> **PROBLEM DESCRIPTION**
Swap "measurements-point" for "readings-point" in the material from its first line through the line containing "predicted-stars-point [442, 446, 456, 459]". Write those lines out again with nothing else changed.

> **MATERIAL**
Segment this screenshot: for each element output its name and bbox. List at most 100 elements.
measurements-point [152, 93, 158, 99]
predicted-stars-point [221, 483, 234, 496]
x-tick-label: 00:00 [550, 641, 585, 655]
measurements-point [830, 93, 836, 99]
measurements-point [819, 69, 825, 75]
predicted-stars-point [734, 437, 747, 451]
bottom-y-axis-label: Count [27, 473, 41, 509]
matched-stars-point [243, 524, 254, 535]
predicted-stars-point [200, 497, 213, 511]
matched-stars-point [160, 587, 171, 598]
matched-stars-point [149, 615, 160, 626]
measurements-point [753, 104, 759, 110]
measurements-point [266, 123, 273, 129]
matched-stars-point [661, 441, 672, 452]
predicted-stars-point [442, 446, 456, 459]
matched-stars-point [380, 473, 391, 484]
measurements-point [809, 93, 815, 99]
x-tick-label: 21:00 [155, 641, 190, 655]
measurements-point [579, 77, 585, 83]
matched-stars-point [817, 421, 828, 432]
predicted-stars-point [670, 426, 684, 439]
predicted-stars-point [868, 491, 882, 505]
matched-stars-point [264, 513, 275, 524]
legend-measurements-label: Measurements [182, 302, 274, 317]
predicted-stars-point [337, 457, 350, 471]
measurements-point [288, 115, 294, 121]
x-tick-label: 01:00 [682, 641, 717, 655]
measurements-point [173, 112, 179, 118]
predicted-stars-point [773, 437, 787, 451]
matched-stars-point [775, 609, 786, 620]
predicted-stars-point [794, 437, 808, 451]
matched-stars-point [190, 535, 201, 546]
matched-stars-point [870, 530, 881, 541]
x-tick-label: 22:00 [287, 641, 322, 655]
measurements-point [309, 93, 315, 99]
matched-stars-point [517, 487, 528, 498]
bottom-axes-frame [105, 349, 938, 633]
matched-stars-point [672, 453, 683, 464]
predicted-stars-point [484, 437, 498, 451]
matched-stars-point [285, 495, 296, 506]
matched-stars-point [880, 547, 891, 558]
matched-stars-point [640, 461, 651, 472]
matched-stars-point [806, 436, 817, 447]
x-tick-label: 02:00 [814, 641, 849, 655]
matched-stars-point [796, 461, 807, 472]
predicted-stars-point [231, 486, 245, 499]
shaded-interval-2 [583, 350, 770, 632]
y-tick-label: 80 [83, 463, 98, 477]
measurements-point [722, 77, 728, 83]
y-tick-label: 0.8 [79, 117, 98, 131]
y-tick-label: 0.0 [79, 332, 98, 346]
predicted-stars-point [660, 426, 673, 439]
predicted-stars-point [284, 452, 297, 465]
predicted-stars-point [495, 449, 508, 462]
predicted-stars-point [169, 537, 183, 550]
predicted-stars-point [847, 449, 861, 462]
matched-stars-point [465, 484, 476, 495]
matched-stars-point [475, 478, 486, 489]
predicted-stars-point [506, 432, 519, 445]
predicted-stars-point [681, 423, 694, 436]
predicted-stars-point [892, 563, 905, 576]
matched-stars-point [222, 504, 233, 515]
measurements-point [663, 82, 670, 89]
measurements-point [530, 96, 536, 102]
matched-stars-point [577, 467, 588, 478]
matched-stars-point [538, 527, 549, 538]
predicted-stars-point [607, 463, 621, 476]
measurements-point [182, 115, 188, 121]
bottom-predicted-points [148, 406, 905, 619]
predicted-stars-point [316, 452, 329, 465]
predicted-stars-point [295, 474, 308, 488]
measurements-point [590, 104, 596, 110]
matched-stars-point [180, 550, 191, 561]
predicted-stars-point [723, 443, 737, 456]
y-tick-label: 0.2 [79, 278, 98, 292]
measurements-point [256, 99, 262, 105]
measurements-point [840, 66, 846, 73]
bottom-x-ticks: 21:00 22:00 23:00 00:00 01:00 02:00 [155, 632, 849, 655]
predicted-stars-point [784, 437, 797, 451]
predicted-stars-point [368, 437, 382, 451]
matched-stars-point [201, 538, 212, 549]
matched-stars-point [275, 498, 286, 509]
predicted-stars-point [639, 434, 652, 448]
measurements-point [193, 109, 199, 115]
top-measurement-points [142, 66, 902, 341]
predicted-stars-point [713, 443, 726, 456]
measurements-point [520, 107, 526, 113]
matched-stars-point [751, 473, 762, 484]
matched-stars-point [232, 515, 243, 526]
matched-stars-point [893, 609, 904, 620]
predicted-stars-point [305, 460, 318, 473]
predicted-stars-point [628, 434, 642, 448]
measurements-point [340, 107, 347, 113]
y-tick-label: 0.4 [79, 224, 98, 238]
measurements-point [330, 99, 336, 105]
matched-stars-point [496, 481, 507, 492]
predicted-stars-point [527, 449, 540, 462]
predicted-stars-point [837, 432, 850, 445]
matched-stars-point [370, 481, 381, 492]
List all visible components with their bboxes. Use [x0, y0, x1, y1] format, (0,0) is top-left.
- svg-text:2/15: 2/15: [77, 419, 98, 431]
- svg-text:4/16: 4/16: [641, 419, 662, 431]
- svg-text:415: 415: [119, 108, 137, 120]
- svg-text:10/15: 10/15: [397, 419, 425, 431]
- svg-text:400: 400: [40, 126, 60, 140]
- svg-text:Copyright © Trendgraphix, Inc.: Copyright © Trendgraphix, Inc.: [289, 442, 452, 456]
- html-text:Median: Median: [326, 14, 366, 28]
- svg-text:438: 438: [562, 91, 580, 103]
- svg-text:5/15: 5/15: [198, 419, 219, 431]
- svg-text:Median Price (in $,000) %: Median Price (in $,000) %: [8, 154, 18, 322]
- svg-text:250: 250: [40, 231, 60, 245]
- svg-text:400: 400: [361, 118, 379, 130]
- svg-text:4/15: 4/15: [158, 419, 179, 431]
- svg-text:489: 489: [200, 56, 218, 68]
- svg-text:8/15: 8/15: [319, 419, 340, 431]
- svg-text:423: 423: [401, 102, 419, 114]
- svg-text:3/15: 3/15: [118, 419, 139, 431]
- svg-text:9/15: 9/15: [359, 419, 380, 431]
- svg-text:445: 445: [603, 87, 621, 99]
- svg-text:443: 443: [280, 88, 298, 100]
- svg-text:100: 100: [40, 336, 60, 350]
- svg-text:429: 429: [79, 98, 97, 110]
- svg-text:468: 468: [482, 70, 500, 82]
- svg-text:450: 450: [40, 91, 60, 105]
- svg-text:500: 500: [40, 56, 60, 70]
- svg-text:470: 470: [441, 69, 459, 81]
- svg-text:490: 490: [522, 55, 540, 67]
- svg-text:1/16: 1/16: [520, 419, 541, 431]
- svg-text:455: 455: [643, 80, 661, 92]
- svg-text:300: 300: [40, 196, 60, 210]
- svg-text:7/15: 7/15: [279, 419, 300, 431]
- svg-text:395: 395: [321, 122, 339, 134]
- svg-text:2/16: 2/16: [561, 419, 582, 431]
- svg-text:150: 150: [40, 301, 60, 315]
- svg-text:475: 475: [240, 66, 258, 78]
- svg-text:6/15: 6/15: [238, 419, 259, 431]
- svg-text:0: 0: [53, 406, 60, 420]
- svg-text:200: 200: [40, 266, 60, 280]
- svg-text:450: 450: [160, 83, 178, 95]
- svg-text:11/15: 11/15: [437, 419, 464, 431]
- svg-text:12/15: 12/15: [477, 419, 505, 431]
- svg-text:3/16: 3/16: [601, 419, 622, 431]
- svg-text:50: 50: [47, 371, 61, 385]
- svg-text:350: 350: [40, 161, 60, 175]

> **SOLUTION FOR THIS EXERCISE**
Segment this screenshot: for each element output its name and bbox. List at most 100 elements.
readings-point [152, 93, 158, 99]
predicted-stars-point [221, 483, 234, 496]
x-tick-label: 00:00 [550, 641, 585, 655]
readings-point [830, 93, 836, 99]
readings-point [819, 69, 825, 75]
predicted-stars-point [734, 437, 747, 451]
bottom-y-axis-label: Count [27, 473, 41, 509]
matched-stars-point [243, 524, 254, 535]
predicted-stars-point [200, 497, 213, 511]
matched-stars-point [160, 587, 171, 598]
matched-stars-point [149, 615, 160, 626]
readings-point [753, 104, 759, 110]
readings-point [266, 123, 273, 129]
matched-stars-point [661, 441, 672, 452]
predicted-stars-point [442, 446, 456, 459]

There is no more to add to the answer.